Tally the lines below that contain "Региональный". The number is the whole answer.

**THE INPUT:**

- - - -

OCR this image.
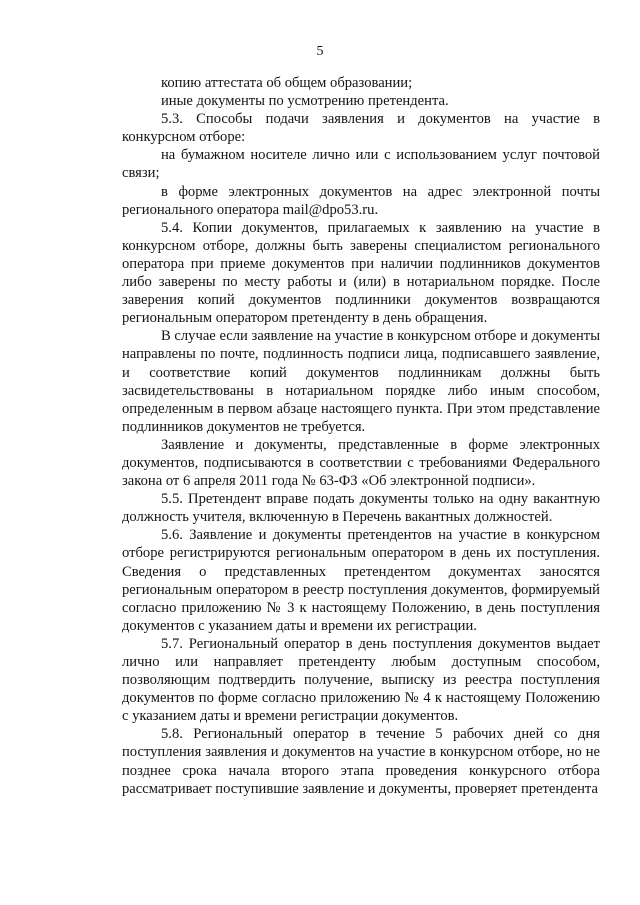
5

копию аттестата об общем образовании;

иные документы по усмотрению претендента.

5.3. Способы подачи заявления и документов на участие в конкурсном отборе:

на бумажном носителе лично или с использованием услуг почтовой связи;

в форме электронных документов на адрес электронной почты регионального оператора mail@dpo53.ru.

5.4. Копии документов, прилагаемых к заявлению на участие в конкурсном отборе, должны быть заверены специалистом регионального оператора при приеме документов при наличии подлинников документов либо заверены по месту работы и (или) в нотариальном порядке. После заверения копий документов подлинники документов возвращаются региональным оператором претенденту в день обращения.

В случае если заявление на участие в конкурсном отборе и документы направлены по почте, подлинность подписи лица, подписавшего заявление, и соответствие копий документов подлинникам должны быть засвидетельствованы в нотариальном порядке либо иным способом, определенным в первом абзаце настоящего пункта. При этом представление подлинников документов не требуется.

Заявление и документы, представленные в форме электронных документов, подписываются в соответствии с требованиями Федерального закона от 6 апреля 2011 года № 63-ФЗ «Об электронной подписи».

5.5. Претендент вправе подать документы только на одну вакантную должность учителя, включенную в Перечень вакантных должностей.

5.6. Заявление и документы претендентов на участие в конкурсном отборе регистрируются региональным оператором в день их поступления. Сведения о представленных претендентом документах заносятся региональным оператором в реестр поступления документов, формируемый согласно приложению № 3 к настоящему Положению, в день поступления документов с указанием даты и времени их регистрации.

5.7. Региональный оператор в день поступления документов выдает лично или направляет претенденту любым доступным способом, позволяющим подтвердить получение, выписку из реестра поступления документов по форме согласно приложению № 4 к настоящему Положению с указанием даты и времени регистрации документов.

5.8. Региональный оператор в течение 5 рабочих дней со дня поступления заявления и документов на участие в конкурсном отборе, но не позднее срока начала второго этапа проведения конкурсного отбора рассматривает поступившие заявление и документы, проверяет претендента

- - - -

**COMPLETED TASK:** 2